Problem to solve
Make an exact copy of all the data.

# START OF Material shown

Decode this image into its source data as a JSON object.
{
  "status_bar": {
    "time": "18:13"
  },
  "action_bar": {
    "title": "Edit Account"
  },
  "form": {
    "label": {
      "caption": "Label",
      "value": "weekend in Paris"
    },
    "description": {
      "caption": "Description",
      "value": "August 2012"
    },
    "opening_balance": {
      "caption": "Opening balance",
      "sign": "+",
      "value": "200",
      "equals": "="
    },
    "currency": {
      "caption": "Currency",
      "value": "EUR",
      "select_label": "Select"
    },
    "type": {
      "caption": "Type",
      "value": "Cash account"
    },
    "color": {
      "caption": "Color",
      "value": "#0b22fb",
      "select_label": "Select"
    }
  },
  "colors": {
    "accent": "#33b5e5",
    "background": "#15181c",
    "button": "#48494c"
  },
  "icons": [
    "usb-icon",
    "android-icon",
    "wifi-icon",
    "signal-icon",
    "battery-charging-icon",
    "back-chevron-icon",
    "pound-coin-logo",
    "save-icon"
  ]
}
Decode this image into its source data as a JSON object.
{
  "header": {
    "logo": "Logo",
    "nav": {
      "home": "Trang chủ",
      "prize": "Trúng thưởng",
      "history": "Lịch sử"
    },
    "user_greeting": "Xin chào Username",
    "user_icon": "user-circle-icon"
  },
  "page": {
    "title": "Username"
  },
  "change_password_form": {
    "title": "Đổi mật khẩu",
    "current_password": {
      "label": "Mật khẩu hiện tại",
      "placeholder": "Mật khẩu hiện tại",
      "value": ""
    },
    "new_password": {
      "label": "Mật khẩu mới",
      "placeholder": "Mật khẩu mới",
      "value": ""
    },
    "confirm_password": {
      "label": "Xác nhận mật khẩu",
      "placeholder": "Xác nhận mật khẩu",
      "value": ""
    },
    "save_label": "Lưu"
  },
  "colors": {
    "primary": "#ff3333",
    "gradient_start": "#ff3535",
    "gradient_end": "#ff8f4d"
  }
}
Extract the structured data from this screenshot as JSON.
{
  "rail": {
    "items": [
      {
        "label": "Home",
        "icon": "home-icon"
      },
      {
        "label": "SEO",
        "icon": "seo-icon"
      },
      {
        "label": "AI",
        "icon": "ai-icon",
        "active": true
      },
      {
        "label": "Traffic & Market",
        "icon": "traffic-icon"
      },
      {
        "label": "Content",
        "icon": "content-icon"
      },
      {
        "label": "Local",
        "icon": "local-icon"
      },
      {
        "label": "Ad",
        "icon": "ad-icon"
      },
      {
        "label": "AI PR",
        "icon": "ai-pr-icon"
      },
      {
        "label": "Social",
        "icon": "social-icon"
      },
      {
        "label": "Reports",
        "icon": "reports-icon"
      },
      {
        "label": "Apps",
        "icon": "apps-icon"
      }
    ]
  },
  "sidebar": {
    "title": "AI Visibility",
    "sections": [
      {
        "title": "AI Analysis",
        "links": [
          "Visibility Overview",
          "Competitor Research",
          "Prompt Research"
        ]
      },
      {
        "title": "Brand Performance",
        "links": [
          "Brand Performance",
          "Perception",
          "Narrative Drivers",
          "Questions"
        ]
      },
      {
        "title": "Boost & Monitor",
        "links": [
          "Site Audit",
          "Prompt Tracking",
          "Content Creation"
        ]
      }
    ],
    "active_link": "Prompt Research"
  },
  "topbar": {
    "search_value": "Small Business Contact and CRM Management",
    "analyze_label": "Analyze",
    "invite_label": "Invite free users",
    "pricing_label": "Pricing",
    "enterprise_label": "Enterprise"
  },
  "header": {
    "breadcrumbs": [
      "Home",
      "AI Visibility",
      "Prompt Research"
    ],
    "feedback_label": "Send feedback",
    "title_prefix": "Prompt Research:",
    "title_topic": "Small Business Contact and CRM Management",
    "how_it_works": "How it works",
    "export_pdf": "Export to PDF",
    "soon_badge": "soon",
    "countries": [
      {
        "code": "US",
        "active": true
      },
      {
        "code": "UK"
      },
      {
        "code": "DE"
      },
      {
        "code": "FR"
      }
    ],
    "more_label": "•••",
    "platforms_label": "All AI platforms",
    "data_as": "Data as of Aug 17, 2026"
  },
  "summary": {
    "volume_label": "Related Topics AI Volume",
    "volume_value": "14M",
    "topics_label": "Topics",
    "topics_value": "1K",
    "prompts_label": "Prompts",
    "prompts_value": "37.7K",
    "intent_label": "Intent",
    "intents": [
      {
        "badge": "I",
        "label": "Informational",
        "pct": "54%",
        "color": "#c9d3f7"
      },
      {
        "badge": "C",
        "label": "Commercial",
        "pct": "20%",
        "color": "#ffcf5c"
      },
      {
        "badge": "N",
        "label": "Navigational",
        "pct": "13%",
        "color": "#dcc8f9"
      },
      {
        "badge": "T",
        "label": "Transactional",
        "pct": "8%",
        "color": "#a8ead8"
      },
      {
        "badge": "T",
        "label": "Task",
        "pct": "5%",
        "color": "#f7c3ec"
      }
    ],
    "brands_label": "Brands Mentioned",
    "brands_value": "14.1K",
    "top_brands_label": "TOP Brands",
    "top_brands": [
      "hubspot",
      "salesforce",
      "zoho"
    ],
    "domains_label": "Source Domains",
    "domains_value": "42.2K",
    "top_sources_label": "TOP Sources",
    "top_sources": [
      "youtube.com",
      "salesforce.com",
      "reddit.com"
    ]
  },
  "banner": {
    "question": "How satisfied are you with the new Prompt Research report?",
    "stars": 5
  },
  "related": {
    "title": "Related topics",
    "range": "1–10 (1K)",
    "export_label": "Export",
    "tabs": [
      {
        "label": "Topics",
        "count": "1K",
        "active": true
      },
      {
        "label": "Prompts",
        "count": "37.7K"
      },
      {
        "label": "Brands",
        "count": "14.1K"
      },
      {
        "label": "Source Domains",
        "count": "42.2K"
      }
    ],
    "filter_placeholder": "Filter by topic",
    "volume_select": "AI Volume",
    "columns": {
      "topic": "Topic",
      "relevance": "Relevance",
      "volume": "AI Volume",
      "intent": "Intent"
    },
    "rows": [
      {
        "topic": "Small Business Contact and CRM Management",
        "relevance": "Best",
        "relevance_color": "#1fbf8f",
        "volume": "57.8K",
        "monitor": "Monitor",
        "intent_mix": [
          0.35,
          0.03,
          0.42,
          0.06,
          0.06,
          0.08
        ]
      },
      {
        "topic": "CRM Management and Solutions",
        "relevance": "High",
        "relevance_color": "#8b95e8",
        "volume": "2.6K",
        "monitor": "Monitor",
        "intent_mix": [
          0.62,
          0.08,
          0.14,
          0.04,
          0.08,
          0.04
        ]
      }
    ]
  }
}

# END OF Material shown

Response
Decode this image into its source data as a JSON object.
{
  "status_bar": {
    "time": "18:13"
  },
  "action_bar": {
    "title": "Edit Account"
  },
  "form": {
    "label": {
      "caption": "Label",
      "value": "weekend in Paris"
    },
    "description": {
      "caption": "Description",
      "value": "August 2012"
    },
    "opening_balance": {
      "caption": "Opening balance",
      "sign": "+",
      "value": "200",
      "equals": "="
    },
    "currency": {
      "caption": "Currency",
      "value": "EUR",
      "select_label": "Select"
    },
    "type": {
      "caption": "Type",
      "value": "Cash account"
    },
    "color": {
      "caption": "Color",
      "value": "#0b22fb",
      "select_label": "Select"
    }
  },
  "colors": {
    "accent": "#33b5e5",
    "background": "#15181c",
    "button": "#48494c"
  },
  "icons": [
    "usb-icon",
    "android-icon",
    "wifi-icon",
    "signal-icon",
    "battery-charging-icon",
    "back-chevron-icon",
    "pound-coin-logo",
    "save-icon"
  ]
}
Decode this image into its source data as a JSON object.
{
  "header": {
    "logo": "Logo",
    "nav": {
      "home": "Trang chủ",
      "prize": "Trúng thưởng",
      "history": "Lịch sử"
    },
    "user_greeting": "Xin chào Username",
    "user_icon": "user-circle-icon"
  },
  "page": {
    "title": "Username"
  },
  "change_password_form": {
    "title": "Đổi mật khẩu",
    "current_password": {
      "label": "Mật khẩu hiện tại",
      "placeholder": "Mật khẩu hiện tại",
      "value": ""
    },
    "new_password": {
      "label": "Mật khẩu mới",
      "placeholder": "Mật khẩu mới",
      "value": ""
    },
    "confirm_password": {
      "label": "Xác nhận mật khẩu",
      "placeholder": "Xác nhận mật khẩu",
      "value": ""
    },
    "save_label": "Lưu"
  },
  "colors": {
    "primary": "#ff3333",
    "gradient_start": "#ff3535",
    "gradient_end": "#ff8f4d"
  }
}
Extract the structured data from this screenshot as JSON.
{
  "rail": {
    "items": [
      {
        "label": "Home",
        "icon": "home-icon"
      },
      {
        "label": "SEO",
        "icon": "seo-icon"
      },
      {
        "label": "AI",
        "icon": "ai-icon",
        "active": true
      },
      {
        "label": "Traffic & Market",
        "icon": "traffic-icon"
      },
      {
        "label": "Content",
        "icon": "content-icon"
      },
      {
        "label": "Local",
        "icon": "local-icon"
      },
      {
        "label": "Ad",
        "icon": "ad-icon"
      },
      {
        "label": "AI PR",
        "icon": "ai-pr-icon"
      },
      {
        "label": "Social",
        "icon": "social-icon"
      },
      {
        "label": "Reports",
        "icon": "reports-icon"
      },
      {
        "label": "Apps",
        "icon": "apps-icon"
      }
    ]
  },
  "sidebar": {
    "title": "AI Visibility",
    "sections": [
      {
        "title": "AI Analysis",
        "links": [
          "Visibility Overview",
          "Competitor Research",
          "Prompt Research"
        ]
      },
      {
        "title": "Brand Performance",
        "links": [
          "Brand Performance",
          "Perception",
          "Narrative Drivers",
          "Questions"
        ]
      },
      {
        "title": "Boost & Monitor",
        "links": [
          "Site Audit",
          "Prompt Tracking",
          "Content Creation"
        ]
      }
    ],
    "active_link": "Prompt Research"
  },
  "topbar": {
    "search_value": "Small Business Contact and CRM Management",
    "analyze_label": "Analyze",
    "invite_label": "Invite free users",
    "pricing_label": "Pricing",
    "enterprise_label": "Enterprise"
  },
  "header": {
    "breadcrumbs": [
      "Home",
      "AI Visibility",
      "Prompt Research"
    ],
    "feedback_label": "Send feedback",
    "title_prefix": "Prompt Research:",
    "title_topic": "Small Business Contact and CRM Management",
    "how_it_works": "How it works",
    "export_pdf": "Export to PDF",
    "soon_badge": "soon",
    "countries": [
      {
        "code": "US",
        "active": true
      },
      {
        "code": "UK"
      },
      {
        "code": "DE"
      },
      {
        "code": "FR"
      }
    ],
    "more_label": "•••",
    "platforms_label": "All AI platforms",
    "data_as": "Data as of Aug 17, 2026"
  },
  "summary": {
    "volume_label": "Related Topics AI Volume",
    "volume_value": "14M",
    "topics_label": "Topics",
    "topics_value": "1K",
    "prompts_label": "Prompts",
    "prompts_value": "37.7K",
    "intent_label": "Intent",
    "intents": [
      {
        "badge": "I",
        "label": "Informational",
        "pct": "54%",
        "color": "#c9d3f7"
      },
      {
        "badge": "C",
        "label": "Commercial",
        "pct": "20%",
        "color": "#ffcf5c"
      },
      {
        "badge": "N",
        "label": "Navigational",
        "pct": "13%",
        "color": "#dcc8f9"
      },
      {
        "badge": "T",
        "label": "Transactional",
        "pct": "8%",
        "color": "#a8ead8"
      },
      {
        "badge": "T",
        "label": "Task",
        "pct": "5%",
        "color": "#f7c3ec"
      }
    ],
    "brands_label": "Brands Mentioned",
    "brands_value": "14.1K",
    "top_brands_label": "TOP Brands",
    "top_brands": [
      "hubspot",
      "salesforce",
      "zoho"
    ],
    "domains_label": "Source Domains",
    "domains_value": "42.2K",
    "top_sources_label": "TOP Sources",
    "top_sources": [
      "youtube.com",
      "salesforce.com",
      "reddit.com"
    ]
  },
  "banner": {
    "question": "How satisfied are you with the new Prompt Research report?",
    "stars": 5
  },
  "related": {
    "title": "Related topics",
    "range": "1–10 (1K)",
    "export_label": "Export",
    "tabs": [
      {
        "label": "Topics",
        "count": "1K",
        "active": true
      },
      {
        "label": "Prompts",
        "count": "37.7K"
      },
      {
        "label": "Brands",
        "count": "14.1K"
      },
      {
        "label": "Source Domains",
        "count": "42.2K"
      }
    ],
    "filter_placeholder": "Filter by topic",
    "volume_select": "AI Volume",
    "columns": {
      "topic": "Topic",
      "relevance": "Relevance",
      "volume": "AI Volume",
      "intent": "Intent"
    },
    "rows": [
      {
        "topic": "Small Business Contact and CRM Management",
        "relevance": "Best",
        "relevance_color": "#1fbf8f",
        "volume": "57.8K",
        "monitor": "Monitor",
        "intent_mix": [
          0.35,
          0.03,
          0.42,
          0.06,
          0.06,
          0.08
        ]
      },
      {
        "topic": "CRM Management and Solutions",
        "relevance": "High",
        "relevance_color": "#8b95e8",
        "volume": "2.6K",
        "monitor": "Monitor",
        "intent_mix": [
          0.62,
          0.08,
          0.14,
          0.04,
          0.08,
          0.04
        ]
      }
    ]
  }
}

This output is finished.